-- start Record set --
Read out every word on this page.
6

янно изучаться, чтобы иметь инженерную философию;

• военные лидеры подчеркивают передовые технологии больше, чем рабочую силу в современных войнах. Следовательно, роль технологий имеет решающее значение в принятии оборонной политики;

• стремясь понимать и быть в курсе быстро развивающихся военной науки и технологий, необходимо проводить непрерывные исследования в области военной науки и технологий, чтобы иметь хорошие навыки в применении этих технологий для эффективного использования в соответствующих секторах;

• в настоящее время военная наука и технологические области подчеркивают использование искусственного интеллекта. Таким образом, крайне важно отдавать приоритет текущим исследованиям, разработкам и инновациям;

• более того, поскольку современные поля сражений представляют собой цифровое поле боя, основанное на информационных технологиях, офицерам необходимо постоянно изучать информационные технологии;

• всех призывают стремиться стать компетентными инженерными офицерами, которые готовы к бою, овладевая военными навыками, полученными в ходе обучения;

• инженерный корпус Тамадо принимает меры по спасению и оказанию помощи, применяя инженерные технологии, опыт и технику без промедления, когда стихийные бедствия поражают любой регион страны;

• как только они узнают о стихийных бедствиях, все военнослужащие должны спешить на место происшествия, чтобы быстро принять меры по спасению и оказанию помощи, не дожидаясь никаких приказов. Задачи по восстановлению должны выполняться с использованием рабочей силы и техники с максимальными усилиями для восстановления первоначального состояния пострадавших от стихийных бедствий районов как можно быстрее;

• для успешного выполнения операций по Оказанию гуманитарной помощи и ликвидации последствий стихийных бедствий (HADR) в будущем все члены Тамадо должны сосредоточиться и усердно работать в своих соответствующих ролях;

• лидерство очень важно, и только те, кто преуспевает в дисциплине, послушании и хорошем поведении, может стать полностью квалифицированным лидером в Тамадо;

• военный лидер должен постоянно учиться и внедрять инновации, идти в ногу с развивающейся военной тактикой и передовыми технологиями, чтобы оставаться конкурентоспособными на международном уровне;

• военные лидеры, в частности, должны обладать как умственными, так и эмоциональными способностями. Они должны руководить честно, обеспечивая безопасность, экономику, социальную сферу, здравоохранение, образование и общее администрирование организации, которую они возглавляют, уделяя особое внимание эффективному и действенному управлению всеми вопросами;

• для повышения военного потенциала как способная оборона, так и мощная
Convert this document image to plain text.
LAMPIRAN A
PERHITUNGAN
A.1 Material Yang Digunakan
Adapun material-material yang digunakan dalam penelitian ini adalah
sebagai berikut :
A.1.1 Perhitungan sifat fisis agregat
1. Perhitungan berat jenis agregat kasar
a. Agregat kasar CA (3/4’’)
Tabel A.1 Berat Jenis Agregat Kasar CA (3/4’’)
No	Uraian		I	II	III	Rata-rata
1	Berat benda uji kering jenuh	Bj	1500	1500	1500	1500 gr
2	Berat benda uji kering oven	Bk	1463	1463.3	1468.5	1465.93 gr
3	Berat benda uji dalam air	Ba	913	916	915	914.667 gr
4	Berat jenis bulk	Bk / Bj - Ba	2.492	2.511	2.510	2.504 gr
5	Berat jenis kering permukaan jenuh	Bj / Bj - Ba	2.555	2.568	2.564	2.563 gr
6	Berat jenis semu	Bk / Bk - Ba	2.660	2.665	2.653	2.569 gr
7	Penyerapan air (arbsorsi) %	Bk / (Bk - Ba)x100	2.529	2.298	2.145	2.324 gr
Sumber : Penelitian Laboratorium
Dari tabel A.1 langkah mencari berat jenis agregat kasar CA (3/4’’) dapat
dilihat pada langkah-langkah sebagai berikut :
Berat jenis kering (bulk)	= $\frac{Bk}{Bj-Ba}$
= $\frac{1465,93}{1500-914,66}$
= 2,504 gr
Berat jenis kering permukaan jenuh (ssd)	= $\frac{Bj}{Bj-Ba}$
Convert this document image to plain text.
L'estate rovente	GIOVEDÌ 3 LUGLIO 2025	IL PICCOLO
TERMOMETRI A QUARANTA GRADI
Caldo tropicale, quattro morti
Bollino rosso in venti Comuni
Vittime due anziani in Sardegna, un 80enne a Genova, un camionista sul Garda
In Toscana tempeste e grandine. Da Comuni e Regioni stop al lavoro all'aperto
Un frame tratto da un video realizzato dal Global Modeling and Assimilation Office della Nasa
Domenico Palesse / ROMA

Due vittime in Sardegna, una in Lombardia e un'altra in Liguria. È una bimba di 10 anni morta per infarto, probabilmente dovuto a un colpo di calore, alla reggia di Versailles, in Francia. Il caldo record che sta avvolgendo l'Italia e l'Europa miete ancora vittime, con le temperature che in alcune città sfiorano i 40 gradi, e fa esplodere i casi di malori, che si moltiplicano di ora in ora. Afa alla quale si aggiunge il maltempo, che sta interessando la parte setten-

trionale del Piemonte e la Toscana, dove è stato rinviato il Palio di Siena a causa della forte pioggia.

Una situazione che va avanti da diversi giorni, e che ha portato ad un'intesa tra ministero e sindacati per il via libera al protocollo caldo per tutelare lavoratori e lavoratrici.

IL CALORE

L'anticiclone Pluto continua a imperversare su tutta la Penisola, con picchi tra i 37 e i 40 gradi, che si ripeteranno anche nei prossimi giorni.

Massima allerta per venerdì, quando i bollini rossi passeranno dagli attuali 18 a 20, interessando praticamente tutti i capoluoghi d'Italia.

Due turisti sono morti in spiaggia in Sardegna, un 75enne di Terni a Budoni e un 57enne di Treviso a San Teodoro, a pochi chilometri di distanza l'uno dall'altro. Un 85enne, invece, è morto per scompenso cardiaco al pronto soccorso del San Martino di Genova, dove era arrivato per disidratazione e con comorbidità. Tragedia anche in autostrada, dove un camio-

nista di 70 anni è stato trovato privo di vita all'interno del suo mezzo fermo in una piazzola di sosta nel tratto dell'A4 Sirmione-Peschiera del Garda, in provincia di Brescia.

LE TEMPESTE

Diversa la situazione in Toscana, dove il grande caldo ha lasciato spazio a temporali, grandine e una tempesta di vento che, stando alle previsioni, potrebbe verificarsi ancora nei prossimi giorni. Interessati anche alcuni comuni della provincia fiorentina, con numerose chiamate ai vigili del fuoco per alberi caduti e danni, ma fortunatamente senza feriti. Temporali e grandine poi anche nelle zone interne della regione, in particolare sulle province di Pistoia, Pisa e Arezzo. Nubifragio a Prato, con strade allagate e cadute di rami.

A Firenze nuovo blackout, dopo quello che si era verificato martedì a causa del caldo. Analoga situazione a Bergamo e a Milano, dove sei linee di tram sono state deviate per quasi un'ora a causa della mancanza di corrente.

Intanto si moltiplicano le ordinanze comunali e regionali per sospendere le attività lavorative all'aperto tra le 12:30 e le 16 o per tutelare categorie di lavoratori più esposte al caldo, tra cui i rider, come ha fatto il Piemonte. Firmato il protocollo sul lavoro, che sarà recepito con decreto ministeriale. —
-- end Record set --
* **Work required**:
Repeat every line of the records above exactly.

* **Solution**:
Read out every word on this page.
6

янно изучаться, чтобы иметь инженерную философию;

• военные лидеры подчеркивают передовые технологии больше, чем рабочую силу в современных войнах. Следовательно, роль технологий имеет решающее значение в принятии оборонной политики;

• стремясь понимать и быть в курсе быстро развивающихся военной науки и технологий, необходимо проводить непрерывные исследования в области военной науки и технологий, чтобы иметь хорошие навыки в применении этих технологий для эффективного использования в соответствующих секторах;

• в настоящее время военная наука и технологические области подчеркивают использование искусственного интеллекта. Таким образом, крайне важно отдавать приоритет текущим исследованиям, разработкам и инновациям;

• более того, поскольку современные поля сражений представляют собой цифровое поле боя, основанное на информационных технологиях, офицерам необходимо постоянно изучать информационные технологии;

• всех призывают стремиться стать компетентными инженерными офицерами, которые готовы к бою, овладевая военными навыками, полученными в ходе обучения;

• инженерный корпус Тамадо принимает меры по спасению и оказанию помощи, применяя инженерные технологии, опыт и технику без промедления, когда стихийные бедствия поражают любой регион страны;

• как только они узнают о стихийных бедствиях, все военнослужащие должны спешить на место происшествия, чтобы быстро принять меры по спасению и оказанию помощи, не дожидаясь никаких приказов. Задачи по восстановлению должны выполняться с использованием рабочей силы и техники с максимальными усилиями для восстановления первоначального состояния пострадавших от стихийных бедствий районов как можно быстрее;

• для успешного выполнения операций по Оказанию гуманитарной помощи и ликвидации последствий стихийных бедствий (HADR) в будущем все члены Тамадо должны сосредоточиться и усердно работать в своих соответствующих ролях;

• лидерство очень важно, и только те, кто преуспевает в дисциплине, послушании и хорошем поведении, может стать полностью квалифицированным лидером в Тамадо;

• военный лидер должен постоянно учиться и внедрять инновации, идти в ногу с развивающейся военной тактикой и передовыми технологиями, чтобы оставаться конкурентоспособными на международном уровне;

• военные лидеры, в частности, должны обладать как умственными, так и эмоциональными способностями. Они должны руководить честно, обеспечивая безопасность, экономику, социальную сферу, здравоохранение, образование и общее администрирование организации, которую они возглавляют, уделяя особое внимание эффективному и действенному управлению всеми вопросами;

• для повышения военного потенциала как способная оборона, так и мощная
Convert this document image to plain text.
LAMPIRAN A
PERHITUNGAN
A.1 Material Yang Digunakan
Adapun material-material yang digunakan dalam penelitian ini adalah
sebagai berikut :
A.1.1 Perhitungan sifat fisis agregat
1. Perhitungan berat jenis agregat kasar
a. Agregat kasar CA (3/4’’)
Tabel A.1 Berat Jenis Agregat Kasar CA (3/4’’)
No	Uraian		I	II	III	Rata-rata
1	Berat benda uji kering jenuh	Bj	1500	1500	1500	1500 gr
2	Berat benda uji kering oven	Bk	1463	1463.3	1468.5	1465.93 gr
3	Berat benda uji dalam air	Ba	913	916	915	914.667 gr
4	Berat jenis bulk	Bk / Bj - Ba	2.492	2.511	2.510	2.504 gr
5	Berat jenis kering permukaan jenuh	Bj / Bj - Ba	2.555	2.568	2.564	2.563 gr
6	Berat jenis semu	Bk / Bk - Ba	2.660	2.665	2.653	2.569 gr
7	Penyerapan air (arbsorsi) %	Bk / (Bk - Ba)x100	2.529	2.298	2.145	2.324 gr
Sumber : Penelitian Laboratorium
Dari tabel A.1 langkah mencari berat jenis agregat kasar CA (3/4’’) dapat
dilihat pada langkah-langkah sebagai berikut :
Berat jenis kering (bulk)	= $\frac{Bk}{Bj-Ba}$
= $\frac{1465,93}{1500-914,66}$
= 2,504 gr
Berat jenis kering permukaan jenuh (ssd)	= $\frac{Bj}{Bj-Ba}$
Convert this document image to plain text.
L'estate rovente	GIOVEDÌ 3 LUGLIO 2025	IL PICCOLO
TERMOMETRI A QUARANTA GRADI
Caldo tropicale, quattro morti
Bollino rosso in venti Comuni
Vittime due anziani in Sardegna, un 80enne a Genova, un camionista sul Garda
In Toscana tempeste e grandine. Da Comuni e Regioni stop al lavoro all'aperto
Un frame tratto da un video realizzato dal Global Modeling and Assimilation Office della Nasa
Domenico Palesse / ROMA

Due vittime in Sardegna, una in Lombardia e un'altra in Liguria. È una bimba di 10 anni morta per infarto, probabilmente dovuto a un colpo di calore, alla reggia di Versailles, in Francia. Il caldo record che sta avvolgendo l'Italia e l'Europa miete ancora vittime, con le temperature che in alcune città sfiorano i 40 gradi, e fa esplodere i casi di malori, che si moltiplicano di ora in ora. Afa alla quale si aggiunge il maltempo, che sta interessando la parte setten-

trionale del Piemonte e la Toscana, dove è stato rinviato il Palio di Siena a causa della forte pioggia.

Una situazione che va avanti da diversi giorni, e che ha portato ad un'intesa tra ministero e sindacati per il via libera al protocollo caldo per tutelare lavoratori e lavoratrici.

IL CALORE

L'anticiclone Pluto continua a imperversare su tutta la Penisola, con picchi tra i 37 e i 40 gradi, che si ripeteranno anche nei prossimi giorni.

Massima allerta per venerdì, quando i bollini rossi passeranno dagli attuali 18 a 20, interessando praticamente tutti i capoluoghi d'Italia.

Due turisti sono morti in spiaggia in Sardegna, un 75enne di Terni a Budoni e un 57enne di Treviso a San Teodoro, a pochi chilometri di distanza l'uno dall'altro. Un 85enne, invece, è morto per scompenso cardiaco al pronto soccorso del San Martino di Genova, dove era arrivato per disidratazione e con comorbidità. Tragedia anche in autostrada, dove un camio-

nista di 70 anni è stato trovato privo di vita all'interno del suo mezzo fermo in una piazzola di sosta nel tratto dell'A4 Sirmione-Peschiera del Garda, in provincia di Brescia.

LE TEMPESTE

Diversa la situazione in Toscana, dove il grande caldo ha lasciato spazio a temporali, grandine e una tempesta di vento che, stando alle previsioni, potrebbe verificarsi ancora nei prossimi giorni. Interessati anche alcuni comuni della provincia fiorentina, con numerose chiamate ai vigili del fuoco per alberi caduti e danni, ma fortunatamente senza feriti. Temporali e grandine poi anche nelle zone interne della regione, in particolare sulle province di Pistoia, Pisa e Arezzo. Nubifragio a Prato, con strade allagate e cadute di rami.

A Firenze nuovo blackout, dopo quello che si era verificato martedì a causa del caldo. Analoga situazione a Bergamo e a Milano, dove sei linee di tram sono state deviate per quasi un'ora a causa della mancanza di corrente.

Intanto si moltiplicano le ordinanze comunali e regionali per sospendere le attività lavorative all'aperto tra le 12:30 e le 16 o per tutelare categorie di lavoratori più esposte al caldo, tra cui i rider, come ha fatto il Piemonte. Firmato il protocollo sul lavoro, che sarà recepito con decreto ministeriale. —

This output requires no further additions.